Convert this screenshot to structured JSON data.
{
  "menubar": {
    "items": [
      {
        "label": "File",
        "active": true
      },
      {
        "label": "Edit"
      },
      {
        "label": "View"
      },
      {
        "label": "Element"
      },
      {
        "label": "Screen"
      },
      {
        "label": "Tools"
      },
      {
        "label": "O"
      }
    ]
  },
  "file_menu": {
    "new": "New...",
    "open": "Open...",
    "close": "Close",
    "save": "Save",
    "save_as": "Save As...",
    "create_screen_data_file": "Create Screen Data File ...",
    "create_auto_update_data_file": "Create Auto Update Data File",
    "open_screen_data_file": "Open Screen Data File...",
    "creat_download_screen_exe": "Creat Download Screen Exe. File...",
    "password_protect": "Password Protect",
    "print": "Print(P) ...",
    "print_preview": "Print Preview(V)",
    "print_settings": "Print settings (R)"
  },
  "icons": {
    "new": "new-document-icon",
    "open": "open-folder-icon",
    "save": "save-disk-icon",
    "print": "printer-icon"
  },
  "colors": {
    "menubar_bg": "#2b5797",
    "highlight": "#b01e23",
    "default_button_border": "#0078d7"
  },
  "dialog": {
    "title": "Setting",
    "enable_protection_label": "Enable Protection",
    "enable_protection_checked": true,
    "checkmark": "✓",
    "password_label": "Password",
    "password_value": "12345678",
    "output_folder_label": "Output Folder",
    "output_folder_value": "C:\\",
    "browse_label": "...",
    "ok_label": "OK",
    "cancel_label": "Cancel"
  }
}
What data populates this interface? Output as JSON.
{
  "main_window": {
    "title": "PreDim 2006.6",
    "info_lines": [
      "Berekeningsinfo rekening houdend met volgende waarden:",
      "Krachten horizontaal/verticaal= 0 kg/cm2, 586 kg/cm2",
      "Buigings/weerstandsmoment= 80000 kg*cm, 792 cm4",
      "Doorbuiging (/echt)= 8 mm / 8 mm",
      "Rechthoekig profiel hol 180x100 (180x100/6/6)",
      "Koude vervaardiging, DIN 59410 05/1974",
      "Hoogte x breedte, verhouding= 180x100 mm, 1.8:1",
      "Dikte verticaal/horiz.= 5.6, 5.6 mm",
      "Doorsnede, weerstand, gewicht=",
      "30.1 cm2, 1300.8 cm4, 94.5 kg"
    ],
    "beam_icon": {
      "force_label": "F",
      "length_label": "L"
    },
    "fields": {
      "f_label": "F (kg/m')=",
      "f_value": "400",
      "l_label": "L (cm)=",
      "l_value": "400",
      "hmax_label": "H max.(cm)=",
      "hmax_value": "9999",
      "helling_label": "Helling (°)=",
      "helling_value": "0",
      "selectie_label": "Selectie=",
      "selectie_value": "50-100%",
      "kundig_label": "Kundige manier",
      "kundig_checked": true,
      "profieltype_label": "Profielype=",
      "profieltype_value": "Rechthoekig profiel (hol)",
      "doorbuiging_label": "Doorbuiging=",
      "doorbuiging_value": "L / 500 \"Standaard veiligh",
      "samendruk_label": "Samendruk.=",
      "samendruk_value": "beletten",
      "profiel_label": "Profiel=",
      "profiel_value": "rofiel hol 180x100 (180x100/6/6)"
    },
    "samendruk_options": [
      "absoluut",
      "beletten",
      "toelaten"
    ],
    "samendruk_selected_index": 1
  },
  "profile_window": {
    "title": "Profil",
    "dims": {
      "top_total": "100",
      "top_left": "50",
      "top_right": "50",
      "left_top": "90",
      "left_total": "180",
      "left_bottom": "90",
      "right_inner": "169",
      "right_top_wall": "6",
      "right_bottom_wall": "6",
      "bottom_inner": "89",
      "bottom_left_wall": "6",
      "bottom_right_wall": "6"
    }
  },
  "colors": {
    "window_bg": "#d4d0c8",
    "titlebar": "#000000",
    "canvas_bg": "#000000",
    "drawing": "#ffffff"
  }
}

◆ **Aim of the task**
Faithfully copy every entry, leaving nothing out.

◆ **Output of the task**
Convert this screenshot to structured JSON data.
{
  "menubar": {
    "items": [
      {
        "label": "File",
        "active": true
      },
      {
        "label": "Edit"
      },
      {
        "label": "View"
      },
      {
        "label": "Element"
      },
      {
        "label": "Screen"
      },
      {
        "label": "Tools"
      },
      {
        "label": "O"
      }
    ]
  },
  "file_menu": {
    "new": "New...",
    "open": "Open...",
    "close": "Close",
    "save": "Save",
    "save_as": "Save As...",
    "create_screen_data_file": "Create Screen Data File ...",
    "create_auto_update_data_file": "Create Auto Update Data File",
    "open_screen_data_file": "Open Screen Data File...",
    "creat_download_screen_exe": "Creat Download Screen Exe. File...",
    "password_protect": "Password Protect",
    "print": "Print(P) ...",
    "print_preview": "Print Preview(V)",
    "print_settings": "Print settings (R)"
  },
  "icons": {
    "new": "new-document-icon",
    "open": "open-folder-icon",
    "save": "save-disk-icon",
    "print": "printer-icon"
  },
  "colors": {
    "menubar_bg": "#2b5797",
    "highlight": "#b01e23",
    "default_button_border": "#0078d7"
  },
  "dialog": {
    "title": "Setting",
    "enable_protection_label": "Enable Protection",
    "enable_protection_checked": true,
    "checkmark": "✓",
    "password_label": "Password",
    "password_value": "12345678",
    "output_folder_label": "Output Folder",
    "output_folder_value": "C:\\",
    "browse_label": "...",
    "ok_label": "OK",
    "cancel_label": "Cancel"
  }
}
What data populates this interface? Output as JSON.
{
  "main_window": {
    "title": "PreDim 2006.6",
    "info_lines": [
      "Berekeningsinfo rekening houdend met volgende waarden:",
      "Krachten horizontaal/verticaal= 0 kg/cm2, 586 kg/cm2",
      "Buigings/weerstandsmoment= 80000 kg*cm, 792 cm4",
      "Doorbuiging (/echt)= 8 mm / 8 mm",
      "Rechthoekig profiel hol 180x100 (180x100/6/6)",
      "Koude vervaardiging, DIN 59410 05/1974",
      "Hoogte x breedte, verhouding= 180x100 mm, 1.8:1",
      "Dikte verticaal/horiz.= 5.6, 5.6 mm",
      "Doorsnede, weerstand, gewicht=",
      "30.1 cm2, 1300.8 cm4, 94.5 kg"
    ],
    "beam_icon": {
      "force_label": "F",
      "length_label": "L"
    },
    "fields": {
      "f_label": "F (kg/m')=",
      "f_value": "400",
      "l_label": "L (cm)=",
      "l_value": "400",
      "hmax_label": "H max.(cm)=",
      "hmax_value": "9999",
      "helling_label": "Helling (°)=",
      "helling_value": "0",
      "selectie_label": "Selectie=",
      "selectie_value": "50-100%",
      "kundig_label": "Kundige manier",
      "kundig_checked": true,
      "profieltype_label": "Profielype=",
      "profieltype_value": "Rechthoekig profiel (hol)",
      "doorbuiging_label": "Doorbuiging=",
      "doorbuiging_value": "L / 500 \"Standaard veiligh",
      "samendruk_label": "Samendruk.=",
      "samendruk_value": "beletten",
      "profiel_label": "Profiel=",
      "profiel_value": "rofiel hol 180x100 (180x100/6/6)"
    },
    "samendruk_options": [
      "absoluut",
      "beletten",
      "toelaten"
    ],
    "samendruk_selected_index": 1
  },
  "profile_window": {
    "title": "Profil",
    "dims": {
      "top_total": "100",
      "top_left": "50",
      "top_right": "50",
      "left_top": "90",
      "left_total": "180",
      "left_bottom": "90",
      "right_inner": "169",
      "right_top_wall": "6",
      "right_bottom_wall": "6",
      "bottom_inner": "89",
      "bottom_left_wall": "6",
      "bottom_right_wall": "6"
    }
  },
  "colors": {
    "window_bg": "#d4d0c8",
    "titlebar": "#000000",
    "canvas_bg": "#000000",
    "drawing": "#ffffff"
  }
}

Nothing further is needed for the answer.